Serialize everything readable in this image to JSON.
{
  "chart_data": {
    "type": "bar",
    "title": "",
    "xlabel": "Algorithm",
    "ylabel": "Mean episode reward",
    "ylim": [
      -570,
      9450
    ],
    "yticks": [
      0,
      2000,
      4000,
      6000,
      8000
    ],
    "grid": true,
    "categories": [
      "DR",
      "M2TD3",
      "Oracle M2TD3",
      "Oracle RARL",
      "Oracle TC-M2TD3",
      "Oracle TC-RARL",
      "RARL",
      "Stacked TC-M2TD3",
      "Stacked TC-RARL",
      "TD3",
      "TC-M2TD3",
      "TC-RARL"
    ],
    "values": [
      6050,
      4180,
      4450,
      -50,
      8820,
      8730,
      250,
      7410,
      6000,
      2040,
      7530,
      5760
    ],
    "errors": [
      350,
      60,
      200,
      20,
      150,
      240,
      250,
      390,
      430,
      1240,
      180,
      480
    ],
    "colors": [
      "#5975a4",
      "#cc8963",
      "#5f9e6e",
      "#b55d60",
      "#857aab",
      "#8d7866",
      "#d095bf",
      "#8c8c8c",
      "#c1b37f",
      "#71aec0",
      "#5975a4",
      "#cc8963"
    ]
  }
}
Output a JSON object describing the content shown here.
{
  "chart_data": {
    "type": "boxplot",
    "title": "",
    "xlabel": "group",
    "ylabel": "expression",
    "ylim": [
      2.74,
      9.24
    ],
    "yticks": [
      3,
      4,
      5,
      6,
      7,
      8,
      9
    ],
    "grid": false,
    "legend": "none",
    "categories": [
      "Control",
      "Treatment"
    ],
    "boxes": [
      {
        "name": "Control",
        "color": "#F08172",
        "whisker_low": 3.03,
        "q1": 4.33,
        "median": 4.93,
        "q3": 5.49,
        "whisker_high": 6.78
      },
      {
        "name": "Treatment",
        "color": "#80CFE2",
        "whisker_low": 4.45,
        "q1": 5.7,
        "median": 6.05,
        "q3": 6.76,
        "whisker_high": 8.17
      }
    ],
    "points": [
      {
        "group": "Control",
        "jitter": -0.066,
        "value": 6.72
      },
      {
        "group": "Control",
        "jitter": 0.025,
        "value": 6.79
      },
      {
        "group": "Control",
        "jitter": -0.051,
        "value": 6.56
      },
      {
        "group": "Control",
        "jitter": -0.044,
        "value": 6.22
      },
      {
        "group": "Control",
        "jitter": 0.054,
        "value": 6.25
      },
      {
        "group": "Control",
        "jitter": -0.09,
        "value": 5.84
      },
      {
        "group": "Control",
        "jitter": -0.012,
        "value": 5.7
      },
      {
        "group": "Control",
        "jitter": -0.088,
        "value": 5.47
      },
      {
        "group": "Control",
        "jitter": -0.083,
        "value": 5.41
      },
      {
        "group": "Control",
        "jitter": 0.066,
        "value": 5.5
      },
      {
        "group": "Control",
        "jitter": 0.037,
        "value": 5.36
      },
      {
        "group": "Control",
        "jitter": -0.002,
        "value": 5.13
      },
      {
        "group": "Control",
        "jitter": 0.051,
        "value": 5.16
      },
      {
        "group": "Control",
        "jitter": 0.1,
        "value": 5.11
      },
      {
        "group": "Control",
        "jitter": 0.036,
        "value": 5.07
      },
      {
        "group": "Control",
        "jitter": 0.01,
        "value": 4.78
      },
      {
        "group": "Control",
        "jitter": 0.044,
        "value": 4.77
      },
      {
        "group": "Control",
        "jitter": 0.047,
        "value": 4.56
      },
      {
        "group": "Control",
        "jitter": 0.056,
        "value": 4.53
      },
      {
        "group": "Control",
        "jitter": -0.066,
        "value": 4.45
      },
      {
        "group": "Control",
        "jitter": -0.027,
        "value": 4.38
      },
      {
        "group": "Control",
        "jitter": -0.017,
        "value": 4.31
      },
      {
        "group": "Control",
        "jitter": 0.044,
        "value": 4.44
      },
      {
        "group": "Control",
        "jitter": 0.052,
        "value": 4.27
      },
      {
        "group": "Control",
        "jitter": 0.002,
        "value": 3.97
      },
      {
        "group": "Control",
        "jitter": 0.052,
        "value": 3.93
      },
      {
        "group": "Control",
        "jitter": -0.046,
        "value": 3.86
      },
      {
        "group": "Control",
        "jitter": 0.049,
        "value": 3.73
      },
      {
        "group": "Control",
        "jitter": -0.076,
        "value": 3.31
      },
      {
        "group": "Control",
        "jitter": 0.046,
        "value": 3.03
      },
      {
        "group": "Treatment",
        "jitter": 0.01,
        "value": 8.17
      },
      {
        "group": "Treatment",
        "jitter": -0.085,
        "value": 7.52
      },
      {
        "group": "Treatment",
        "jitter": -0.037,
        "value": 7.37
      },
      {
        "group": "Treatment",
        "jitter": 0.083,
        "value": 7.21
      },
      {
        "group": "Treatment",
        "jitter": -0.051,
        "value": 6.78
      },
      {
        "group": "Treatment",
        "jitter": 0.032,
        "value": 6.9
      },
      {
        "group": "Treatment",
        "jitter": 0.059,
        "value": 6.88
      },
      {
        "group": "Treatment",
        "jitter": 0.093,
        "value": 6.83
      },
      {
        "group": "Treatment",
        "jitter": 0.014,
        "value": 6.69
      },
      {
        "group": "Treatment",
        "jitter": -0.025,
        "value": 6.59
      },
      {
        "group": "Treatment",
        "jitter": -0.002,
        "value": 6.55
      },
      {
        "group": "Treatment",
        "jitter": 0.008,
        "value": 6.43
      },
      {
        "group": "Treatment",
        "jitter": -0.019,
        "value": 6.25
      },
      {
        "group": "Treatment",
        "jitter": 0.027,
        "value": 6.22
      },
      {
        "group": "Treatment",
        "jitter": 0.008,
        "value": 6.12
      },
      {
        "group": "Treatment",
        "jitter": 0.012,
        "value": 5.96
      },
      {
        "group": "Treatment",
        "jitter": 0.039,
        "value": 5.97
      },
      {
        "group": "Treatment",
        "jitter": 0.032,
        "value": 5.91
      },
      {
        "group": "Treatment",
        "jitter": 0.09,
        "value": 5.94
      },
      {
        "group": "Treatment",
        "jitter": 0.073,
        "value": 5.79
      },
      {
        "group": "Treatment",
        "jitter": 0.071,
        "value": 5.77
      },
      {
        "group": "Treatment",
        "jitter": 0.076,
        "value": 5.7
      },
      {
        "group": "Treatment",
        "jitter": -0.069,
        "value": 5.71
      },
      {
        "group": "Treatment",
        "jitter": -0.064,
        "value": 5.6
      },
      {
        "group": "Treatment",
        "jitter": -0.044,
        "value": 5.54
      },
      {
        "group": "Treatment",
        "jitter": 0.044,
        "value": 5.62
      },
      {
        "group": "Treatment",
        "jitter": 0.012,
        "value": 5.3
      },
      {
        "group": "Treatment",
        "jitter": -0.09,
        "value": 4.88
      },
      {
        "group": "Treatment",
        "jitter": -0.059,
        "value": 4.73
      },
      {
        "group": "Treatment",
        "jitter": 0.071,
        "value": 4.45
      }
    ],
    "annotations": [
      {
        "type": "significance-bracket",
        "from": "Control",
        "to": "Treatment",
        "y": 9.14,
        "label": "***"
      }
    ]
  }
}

----------

The task: Show the lines where the word "JSON" appears in the entries.

Worked solution:
Serialize everything readable in this image to JSON.
Output a JSON object describing the content shown here.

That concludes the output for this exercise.